→ **Job**: Check every line of the data below for the string "Woolly", and copy the ones that hold it.

━━ Records for the exercise ━━

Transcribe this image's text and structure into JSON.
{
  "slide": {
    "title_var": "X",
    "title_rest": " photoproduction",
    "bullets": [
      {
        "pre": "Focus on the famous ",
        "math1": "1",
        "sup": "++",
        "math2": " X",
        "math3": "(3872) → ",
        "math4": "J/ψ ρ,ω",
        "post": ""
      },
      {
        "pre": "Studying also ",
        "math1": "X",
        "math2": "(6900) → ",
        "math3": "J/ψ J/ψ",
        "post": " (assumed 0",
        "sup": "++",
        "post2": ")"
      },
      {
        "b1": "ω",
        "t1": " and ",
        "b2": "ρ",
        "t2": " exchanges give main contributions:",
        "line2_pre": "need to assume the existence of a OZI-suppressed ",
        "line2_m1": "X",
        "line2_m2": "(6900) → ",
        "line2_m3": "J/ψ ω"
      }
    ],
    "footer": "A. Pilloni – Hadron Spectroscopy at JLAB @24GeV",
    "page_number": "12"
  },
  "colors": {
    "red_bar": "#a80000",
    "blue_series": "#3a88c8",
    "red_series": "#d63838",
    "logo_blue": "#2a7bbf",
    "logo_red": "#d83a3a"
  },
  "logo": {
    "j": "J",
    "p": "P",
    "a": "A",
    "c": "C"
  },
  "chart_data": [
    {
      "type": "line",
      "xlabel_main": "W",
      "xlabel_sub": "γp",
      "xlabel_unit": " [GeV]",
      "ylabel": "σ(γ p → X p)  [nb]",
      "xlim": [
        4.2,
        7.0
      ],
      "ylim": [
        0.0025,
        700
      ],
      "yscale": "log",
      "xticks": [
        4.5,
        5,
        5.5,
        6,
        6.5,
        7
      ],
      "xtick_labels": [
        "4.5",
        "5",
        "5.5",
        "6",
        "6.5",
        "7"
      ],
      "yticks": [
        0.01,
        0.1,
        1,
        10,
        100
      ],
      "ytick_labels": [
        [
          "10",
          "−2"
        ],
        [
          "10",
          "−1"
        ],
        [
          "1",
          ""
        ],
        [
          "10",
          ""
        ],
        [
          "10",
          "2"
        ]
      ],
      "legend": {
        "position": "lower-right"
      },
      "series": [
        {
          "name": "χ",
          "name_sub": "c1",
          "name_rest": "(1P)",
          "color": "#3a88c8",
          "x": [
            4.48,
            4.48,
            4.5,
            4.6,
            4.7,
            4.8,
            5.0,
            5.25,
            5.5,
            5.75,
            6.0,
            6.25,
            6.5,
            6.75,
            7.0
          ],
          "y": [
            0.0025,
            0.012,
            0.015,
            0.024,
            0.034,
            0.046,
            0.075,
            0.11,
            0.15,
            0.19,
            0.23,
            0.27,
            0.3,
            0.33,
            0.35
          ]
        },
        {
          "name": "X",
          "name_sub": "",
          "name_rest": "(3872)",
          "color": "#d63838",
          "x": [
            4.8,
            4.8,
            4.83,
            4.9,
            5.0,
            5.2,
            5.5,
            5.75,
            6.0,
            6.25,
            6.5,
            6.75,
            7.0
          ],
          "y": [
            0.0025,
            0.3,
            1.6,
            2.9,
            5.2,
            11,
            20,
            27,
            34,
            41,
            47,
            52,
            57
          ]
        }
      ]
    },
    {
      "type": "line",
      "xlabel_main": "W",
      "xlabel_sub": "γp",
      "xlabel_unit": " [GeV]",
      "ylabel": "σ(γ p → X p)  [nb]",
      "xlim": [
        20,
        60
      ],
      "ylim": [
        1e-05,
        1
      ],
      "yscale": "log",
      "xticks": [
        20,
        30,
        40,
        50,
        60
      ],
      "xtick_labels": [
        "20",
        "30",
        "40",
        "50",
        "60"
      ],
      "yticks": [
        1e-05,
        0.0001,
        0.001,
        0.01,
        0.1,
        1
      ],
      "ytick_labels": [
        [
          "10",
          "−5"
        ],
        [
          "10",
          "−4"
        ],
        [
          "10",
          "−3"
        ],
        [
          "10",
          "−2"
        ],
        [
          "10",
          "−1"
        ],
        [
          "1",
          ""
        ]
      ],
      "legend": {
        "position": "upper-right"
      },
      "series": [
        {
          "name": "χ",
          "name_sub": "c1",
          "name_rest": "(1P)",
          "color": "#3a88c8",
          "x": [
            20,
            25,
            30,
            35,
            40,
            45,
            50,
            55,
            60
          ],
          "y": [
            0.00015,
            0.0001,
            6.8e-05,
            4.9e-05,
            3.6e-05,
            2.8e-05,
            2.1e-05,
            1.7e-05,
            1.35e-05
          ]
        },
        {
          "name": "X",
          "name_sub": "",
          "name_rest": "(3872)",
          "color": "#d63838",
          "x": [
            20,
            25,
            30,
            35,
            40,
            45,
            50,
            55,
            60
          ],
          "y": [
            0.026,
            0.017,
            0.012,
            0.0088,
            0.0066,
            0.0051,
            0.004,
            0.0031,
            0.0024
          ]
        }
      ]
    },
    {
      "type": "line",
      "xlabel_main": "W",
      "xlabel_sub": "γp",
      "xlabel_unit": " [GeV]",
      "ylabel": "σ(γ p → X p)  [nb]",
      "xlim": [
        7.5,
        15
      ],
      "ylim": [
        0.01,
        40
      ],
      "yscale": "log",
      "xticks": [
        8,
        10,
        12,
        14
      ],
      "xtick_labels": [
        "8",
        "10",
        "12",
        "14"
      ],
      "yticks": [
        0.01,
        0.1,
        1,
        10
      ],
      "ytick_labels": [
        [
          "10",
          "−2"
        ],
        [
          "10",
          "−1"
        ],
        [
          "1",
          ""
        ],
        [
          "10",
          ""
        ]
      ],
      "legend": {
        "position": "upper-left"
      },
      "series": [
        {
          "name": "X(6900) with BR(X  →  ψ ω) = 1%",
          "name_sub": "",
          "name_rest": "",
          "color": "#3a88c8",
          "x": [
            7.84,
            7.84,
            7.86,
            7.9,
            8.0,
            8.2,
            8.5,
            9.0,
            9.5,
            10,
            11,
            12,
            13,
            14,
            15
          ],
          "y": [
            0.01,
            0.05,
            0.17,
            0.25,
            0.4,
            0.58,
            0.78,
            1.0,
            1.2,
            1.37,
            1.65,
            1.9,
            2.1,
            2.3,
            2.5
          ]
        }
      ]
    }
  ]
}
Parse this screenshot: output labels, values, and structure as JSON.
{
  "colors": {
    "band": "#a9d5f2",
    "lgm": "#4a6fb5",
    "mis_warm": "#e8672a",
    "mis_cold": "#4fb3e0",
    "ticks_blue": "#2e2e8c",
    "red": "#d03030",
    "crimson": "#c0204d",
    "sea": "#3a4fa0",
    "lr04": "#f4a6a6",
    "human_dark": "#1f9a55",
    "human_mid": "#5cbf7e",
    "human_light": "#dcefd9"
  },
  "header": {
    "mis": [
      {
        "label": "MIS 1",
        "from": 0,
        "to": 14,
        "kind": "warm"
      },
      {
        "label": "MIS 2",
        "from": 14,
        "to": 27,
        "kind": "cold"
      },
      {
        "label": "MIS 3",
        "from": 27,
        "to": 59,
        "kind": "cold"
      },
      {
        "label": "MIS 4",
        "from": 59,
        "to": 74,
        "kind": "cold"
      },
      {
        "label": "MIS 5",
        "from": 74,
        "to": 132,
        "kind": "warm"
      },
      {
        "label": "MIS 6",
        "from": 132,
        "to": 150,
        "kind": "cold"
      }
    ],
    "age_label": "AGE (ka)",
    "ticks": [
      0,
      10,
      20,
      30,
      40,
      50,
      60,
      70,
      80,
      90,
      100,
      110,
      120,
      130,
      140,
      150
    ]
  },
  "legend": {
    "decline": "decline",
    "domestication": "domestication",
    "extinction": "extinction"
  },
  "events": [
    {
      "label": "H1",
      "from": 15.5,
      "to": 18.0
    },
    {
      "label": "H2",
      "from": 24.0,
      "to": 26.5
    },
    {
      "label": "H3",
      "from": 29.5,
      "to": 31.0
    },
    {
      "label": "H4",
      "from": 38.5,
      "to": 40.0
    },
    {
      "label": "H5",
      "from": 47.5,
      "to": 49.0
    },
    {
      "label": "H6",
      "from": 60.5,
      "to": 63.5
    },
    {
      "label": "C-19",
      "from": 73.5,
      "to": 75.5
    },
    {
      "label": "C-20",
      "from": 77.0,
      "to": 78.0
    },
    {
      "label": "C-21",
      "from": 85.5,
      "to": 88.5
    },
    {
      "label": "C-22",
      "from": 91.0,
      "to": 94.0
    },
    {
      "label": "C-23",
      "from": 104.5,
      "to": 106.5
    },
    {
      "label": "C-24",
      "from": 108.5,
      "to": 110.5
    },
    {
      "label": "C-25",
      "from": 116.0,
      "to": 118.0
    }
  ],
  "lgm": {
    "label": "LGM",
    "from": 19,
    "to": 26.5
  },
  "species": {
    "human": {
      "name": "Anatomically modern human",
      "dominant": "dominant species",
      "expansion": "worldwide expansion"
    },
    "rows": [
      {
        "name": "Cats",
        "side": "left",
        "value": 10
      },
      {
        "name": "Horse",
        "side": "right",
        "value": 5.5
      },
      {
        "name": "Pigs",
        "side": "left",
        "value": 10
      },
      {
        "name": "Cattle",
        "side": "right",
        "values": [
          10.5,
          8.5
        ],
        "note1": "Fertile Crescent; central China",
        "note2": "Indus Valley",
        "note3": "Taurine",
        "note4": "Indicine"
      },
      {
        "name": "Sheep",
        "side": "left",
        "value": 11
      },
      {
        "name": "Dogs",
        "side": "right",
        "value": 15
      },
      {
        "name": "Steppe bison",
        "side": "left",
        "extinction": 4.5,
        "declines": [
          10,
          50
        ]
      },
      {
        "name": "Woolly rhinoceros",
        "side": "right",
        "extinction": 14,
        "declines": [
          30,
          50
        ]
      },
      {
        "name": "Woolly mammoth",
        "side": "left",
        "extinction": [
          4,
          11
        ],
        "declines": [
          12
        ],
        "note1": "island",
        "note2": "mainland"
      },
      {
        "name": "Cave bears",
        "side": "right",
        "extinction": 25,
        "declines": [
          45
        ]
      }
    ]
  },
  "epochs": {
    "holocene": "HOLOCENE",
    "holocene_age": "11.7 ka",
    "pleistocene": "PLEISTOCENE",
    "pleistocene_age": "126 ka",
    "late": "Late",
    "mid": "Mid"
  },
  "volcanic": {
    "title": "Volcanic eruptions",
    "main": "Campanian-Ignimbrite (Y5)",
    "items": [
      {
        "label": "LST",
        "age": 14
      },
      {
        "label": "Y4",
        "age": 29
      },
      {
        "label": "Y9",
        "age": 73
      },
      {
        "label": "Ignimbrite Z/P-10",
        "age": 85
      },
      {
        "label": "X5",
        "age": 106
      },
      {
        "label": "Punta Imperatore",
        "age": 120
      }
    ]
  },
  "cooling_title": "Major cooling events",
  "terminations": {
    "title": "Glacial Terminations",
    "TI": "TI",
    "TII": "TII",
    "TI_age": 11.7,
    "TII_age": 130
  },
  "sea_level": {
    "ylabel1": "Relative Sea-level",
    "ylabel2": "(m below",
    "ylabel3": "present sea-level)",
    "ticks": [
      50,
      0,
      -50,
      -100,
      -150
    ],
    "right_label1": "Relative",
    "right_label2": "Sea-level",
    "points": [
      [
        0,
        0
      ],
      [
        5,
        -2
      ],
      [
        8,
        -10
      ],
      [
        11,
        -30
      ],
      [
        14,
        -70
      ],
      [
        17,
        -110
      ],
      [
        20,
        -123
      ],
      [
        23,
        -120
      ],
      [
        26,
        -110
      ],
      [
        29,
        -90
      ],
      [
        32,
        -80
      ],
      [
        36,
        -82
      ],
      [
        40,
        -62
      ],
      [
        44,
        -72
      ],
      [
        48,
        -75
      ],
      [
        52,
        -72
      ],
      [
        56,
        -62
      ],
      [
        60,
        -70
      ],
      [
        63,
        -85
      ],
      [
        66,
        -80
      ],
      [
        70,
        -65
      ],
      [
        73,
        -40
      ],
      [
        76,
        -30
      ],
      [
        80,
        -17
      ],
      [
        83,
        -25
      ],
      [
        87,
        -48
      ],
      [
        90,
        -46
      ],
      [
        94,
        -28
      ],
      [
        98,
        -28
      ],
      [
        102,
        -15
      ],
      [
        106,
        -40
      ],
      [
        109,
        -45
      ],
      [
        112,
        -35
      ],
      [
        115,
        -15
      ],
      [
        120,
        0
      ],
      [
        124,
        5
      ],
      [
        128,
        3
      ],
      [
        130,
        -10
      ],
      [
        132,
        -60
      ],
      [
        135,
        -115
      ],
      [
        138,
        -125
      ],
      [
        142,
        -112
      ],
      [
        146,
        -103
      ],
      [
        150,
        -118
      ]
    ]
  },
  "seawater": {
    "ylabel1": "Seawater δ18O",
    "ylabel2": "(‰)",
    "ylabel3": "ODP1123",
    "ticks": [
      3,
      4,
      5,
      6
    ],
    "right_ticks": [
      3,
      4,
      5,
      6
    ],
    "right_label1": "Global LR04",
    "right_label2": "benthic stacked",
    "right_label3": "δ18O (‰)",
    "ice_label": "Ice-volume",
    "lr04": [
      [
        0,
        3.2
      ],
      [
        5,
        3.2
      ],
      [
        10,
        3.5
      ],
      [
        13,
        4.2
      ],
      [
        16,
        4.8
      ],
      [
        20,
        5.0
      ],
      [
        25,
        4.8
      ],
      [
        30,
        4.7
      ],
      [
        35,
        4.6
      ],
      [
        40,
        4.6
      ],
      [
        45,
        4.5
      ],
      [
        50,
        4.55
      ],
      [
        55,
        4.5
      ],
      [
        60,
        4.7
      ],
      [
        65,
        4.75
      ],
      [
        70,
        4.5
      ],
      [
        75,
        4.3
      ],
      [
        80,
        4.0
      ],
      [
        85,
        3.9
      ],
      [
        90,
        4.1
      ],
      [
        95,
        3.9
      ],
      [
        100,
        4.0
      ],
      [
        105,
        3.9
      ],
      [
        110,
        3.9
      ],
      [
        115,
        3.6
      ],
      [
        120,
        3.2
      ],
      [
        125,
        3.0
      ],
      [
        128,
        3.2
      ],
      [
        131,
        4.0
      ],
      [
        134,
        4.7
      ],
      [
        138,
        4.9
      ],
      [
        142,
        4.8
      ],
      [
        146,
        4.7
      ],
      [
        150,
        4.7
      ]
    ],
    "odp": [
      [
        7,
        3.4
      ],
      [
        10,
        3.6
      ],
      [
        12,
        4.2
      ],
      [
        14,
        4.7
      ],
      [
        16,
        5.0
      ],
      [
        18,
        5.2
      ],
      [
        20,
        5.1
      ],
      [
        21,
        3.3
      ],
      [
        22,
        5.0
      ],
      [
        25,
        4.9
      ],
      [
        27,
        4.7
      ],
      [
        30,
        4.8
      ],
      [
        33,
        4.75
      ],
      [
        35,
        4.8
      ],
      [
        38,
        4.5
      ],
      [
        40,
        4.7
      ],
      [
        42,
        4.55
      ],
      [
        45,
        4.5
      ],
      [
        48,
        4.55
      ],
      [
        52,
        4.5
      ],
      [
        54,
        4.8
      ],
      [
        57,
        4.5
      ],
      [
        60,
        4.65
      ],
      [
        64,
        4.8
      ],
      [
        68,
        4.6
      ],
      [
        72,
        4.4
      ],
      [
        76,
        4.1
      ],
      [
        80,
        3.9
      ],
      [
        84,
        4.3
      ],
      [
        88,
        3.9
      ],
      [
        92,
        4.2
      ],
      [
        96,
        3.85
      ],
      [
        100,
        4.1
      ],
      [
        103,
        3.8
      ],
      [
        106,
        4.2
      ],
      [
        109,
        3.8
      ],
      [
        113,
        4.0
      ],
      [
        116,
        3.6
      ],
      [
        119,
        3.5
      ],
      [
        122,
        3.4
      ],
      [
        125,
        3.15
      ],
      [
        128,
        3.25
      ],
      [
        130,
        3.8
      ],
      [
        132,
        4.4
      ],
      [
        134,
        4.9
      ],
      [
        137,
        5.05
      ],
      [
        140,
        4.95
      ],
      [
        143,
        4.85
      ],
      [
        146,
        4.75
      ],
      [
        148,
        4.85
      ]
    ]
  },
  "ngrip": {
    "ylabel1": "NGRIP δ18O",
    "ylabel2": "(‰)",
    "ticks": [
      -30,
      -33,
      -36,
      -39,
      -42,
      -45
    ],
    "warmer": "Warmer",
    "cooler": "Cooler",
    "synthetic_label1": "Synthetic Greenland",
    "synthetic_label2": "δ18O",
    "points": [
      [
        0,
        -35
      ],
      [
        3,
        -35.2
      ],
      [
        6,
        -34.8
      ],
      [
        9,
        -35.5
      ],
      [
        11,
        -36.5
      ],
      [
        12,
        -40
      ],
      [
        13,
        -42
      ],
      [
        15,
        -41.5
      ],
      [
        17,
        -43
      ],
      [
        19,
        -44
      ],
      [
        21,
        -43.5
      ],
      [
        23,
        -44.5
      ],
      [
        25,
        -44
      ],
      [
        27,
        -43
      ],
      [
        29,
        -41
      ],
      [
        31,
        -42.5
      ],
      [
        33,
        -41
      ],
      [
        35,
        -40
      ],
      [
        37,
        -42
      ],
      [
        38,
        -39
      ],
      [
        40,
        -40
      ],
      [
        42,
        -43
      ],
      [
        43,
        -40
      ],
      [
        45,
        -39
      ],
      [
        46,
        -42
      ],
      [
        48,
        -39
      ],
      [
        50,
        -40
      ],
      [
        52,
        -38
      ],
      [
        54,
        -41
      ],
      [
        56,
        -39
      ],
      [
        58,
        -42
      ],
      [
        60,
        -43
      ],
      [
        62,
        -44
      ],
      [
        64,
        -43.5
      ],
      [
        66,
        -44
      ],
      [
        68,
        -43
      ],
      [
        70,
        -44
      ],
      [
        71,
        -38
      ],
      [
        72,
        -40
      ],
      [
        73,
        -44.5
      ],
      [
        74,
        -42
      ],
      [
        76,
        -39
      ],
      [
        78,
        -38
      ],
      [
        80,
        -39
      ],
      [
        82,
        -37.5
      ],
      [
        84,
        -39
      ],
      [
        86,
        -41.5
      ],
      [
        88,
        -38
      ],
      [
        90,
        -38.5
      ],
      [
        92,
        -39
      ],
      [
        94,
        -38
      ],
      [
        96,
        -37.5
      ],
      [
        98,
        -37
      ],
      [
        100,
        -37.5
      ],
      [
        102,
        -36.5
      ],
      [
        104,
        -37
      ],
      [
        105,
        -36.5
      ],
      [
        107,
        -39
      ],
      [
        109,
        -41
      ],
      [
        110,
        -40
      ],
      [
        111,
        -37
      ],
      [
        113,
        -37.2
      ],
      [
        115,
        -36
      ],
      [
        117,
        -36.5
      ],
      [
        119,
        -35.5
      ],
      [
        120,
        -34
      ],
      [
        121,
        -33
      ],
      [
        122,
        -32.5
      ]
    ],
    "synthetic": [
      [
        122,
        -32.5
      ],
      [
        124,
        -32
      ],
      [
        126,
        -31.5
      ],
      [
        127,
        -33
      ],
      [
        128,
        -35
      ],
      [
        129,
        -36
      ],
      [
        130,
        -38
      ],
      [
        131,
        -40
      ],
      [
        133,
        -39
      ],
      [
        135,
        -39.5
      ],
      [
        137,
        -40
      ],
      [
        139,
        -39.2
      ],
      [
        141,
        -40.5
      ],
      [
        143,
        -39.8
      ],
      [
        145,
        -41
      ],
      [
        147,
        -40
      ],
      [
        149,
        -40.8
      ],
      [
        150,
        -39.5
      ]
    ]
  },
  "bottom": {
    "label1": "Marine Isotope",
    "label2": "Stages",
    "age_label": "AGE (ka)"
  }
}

━━━

→ **Output for this exercise**:
        "name": "Woolly rhinoceros",
        "name": "Woolly mammoth",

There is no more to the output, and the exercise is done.